- [INSTRUCTION]
Type out the records that follow, exactly as given.
+++ DATA EXTRACT
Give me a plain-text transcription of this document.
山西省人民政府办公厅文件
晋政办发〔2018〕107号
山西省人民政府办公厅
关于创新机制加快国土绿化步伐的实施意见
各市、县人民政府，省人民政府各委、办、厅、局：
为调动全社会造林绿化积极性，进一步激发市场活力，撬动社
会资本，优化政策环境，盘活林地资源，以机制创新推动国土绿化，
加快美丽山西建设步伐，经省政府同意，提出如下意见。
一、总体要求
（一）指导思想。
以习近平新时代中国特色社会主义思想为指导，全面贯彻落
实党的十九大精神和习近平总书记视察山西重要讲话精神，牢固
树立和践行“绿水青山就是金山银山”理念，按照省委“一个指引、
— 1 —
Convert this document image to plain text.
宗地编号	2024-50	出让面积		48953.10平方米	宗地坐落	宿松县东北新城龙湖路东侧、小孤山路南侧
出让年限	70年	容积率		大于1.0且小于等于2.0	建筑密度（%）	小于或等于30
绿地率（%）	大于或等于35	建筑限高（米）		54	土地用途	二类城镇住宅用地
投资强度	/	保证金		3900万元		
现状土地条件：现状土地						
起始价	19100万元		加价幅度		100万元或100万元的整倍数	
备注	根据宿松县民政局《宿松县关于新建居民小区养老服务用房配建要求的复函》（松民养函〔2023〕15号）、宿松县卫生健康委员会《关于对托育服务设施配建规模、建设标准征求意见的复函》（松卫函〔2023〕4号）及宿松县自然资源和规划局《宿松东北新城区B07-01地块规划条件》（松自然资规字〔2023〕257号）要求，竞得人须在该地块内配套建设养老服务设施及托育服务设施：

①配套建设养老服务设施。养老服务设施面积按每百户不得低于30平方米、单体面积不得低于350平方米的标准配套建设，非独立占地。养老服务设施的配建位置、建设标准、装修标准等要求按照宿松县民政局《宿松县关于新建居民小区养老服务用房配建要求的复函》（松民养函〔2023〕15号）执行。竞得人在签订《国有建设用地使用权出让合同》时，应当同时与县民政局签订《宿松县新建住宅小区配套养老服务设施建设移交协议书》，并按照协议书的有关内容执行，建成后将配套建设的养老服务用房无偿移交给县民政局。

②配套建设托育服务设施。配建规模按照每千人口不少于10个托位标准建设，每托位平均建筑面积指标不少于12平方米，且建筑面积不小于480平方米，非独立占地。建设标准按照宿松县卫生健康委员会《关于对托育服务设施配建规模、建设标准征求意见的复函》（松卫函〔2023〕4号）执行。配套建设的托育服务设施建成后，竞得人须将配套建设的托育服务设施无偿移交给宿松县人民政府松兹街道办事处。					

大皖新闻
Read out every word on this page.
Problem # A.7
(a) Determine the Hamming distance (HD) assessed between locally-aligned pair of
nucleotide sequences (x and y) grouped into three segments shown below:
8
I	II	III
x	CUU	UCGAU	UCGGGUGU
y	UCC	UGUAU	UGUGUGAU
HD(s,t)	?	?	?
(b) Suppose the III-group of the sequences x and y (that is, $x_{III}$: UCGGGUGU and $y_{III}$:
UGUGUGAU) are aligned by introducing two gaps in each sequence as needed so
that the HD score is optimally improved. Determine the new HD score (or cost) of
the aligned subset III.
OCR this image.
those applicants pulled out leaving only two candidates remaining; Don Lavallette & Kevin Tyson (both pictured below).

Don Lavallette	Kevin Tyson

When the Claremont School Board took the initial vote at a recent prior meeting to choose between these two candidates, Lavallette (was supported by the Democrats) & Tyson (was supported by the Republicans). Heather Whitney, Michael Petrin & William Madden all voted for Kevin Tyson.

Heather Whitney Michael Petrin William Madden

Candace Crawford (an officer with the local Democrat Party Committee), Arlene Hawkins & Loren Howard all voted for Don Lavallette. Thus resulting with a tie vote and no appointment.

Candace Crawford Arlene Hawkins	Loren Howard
++++++
- [TASK SOLUTION]
Give me a plain-text transcription of this document.
山西省人民政府办公厅文件
晋政办发〔2018〕107号
山西省人民政府办公厅
关于创新机制加快国土绿化步伐的实施意见
各市、县人民政府，省人民政府各委、办、厅、局：
为调动全社会造林绿化积极性，进一步激发市场活力，撬动社
会资本，优化政策环境，盘活林地资源，以机制创新推动国土绿化，
加快美丽山西建设步伐，经省政府同意，提出如下意见。
一、总体要求
（一）指导思想。
以习近平新时代中国特色社会主义思想为指导，全面贯彻落
实党的十九大精神和习近平总书记视察山西重要讲话精神，牢固
树立和践行“绿水青山就是金山银山”理念，按照省委“一个指引、
— 1 —
Convert this document image to plain text.
宗地编号	2024-50	出让面积		48953.10平方米	宗地坐落	宿松县东北新城龙湖路东侧、小孤山路南侧
出让年限	70年	容积率		大于1.0且小于等于2.0	建筑密度（%）	小于或等于30
绿地率（%）	大于或等于35	建筑限高（米）		54	土地用途	二类城镇住宅用地
投资强度	/	保证金		3900万元		
现状土地条件：现状土地						
起始价	19100万元		加价幅度		100万元或100万元的整倍数	
备注	根据宿松县民政局《宿松县关于新建居民小区养老服务用房配建要求的复函》（松民养函〔2023〕15号）、宿松县卫生健康委员会《关于对托育服务设施配建规模、建设标准征求意见的复函》（松卫函〔2023〕4号）及宿松县自然资源和规划局《宿松东北新城区B07-01地块规划条件》（松自然资规字〔2023〕257号）要求，竞得人须在该地块内配套建设养老服务设施及托育服务设施：

①配套建设养老服务设施。养老服务设施面积按每百户不得低于30平方米、单体面积不得低于350平方米的标准配套建设，非独立占地。养老服务设施的配建位置、建设标准、装修标准等要求按照宿松县民政局《宿松县关于新建居民小区养老服务用房配建要求的复函》（松民养函〔2023〕15号）执行。竞得人在签订《国有建设用地使用权出让合同》时，应当同时与县民政局签订《宿松县新建住宅小区配套养老服务设施建设移交协议书》，并按照协议书的有关内容执行，建成后将配套建设的养老服务用房无偿移交给县民政局。

②配套建设托育服务设施。配建规模按照每千人口不少于10个托位标准建设，每托位平均建筑面积指标不少于12平方米，且建筑面积不小于480平方米，非独立占地。建设标准按照宿松县卫生健康委员会《关于对托育服务设施配建规模、建设标准征求意见的复函》（松卫函〔2023〕4号）执行。配套建设的托育服务设施建成后，竞得人须将配套建设的托育服务设施无偿移交给宿松县人民政府松兹街道办事处。					

大皖新闻
Read out every word on this page.
Problem # A.7
(a) Determine the Hamming distance (HD) assessed between locally-aligned pair of
nucleotide sequences (x and y) grouped into three segments shown below:
8
I	II	III
x	CUU	UCGAU	UCGGGUGU
y	UCC	UGUAU	UGUGUGAU
HD(s,t)	?	?	?
(b) Suppose the III-group of the sequences x and y (that is, $x_{III}$: UCGGGUGU and $y_{III}$:
UGUGUGAU) are aligned by introducing two gaps in each sequence as needed so
that the HD score is optimally improved. Determine the new HD score (or cost) of
the aligned subset III.
OCR this image.
those applicants pulled out leaving only two candidates remaining; Don Lavallette & Kevin Tyson (both pictured below).

Don Lavallette	Kevin Tyson

When the Claremont School Board took the initial vote at a recent prior meeting to choose between these two candidates, Lavallette (was supported by the Democrats) & Tyson (was supported by the Republicans). Heather Whitney, Michael Petrin & William Madden all voted for Kevin Tyson.

Heather Whitney Michael Petrin William Madden

Candace Crawford (an officer with the local Democrat Party Committee), Arlene Hawkins & Loren Howard all voted for Don Lavallette. Thus resulting with a tie vote and no appointment.

Candace Crawford Arlene Hawkins	Loren Howard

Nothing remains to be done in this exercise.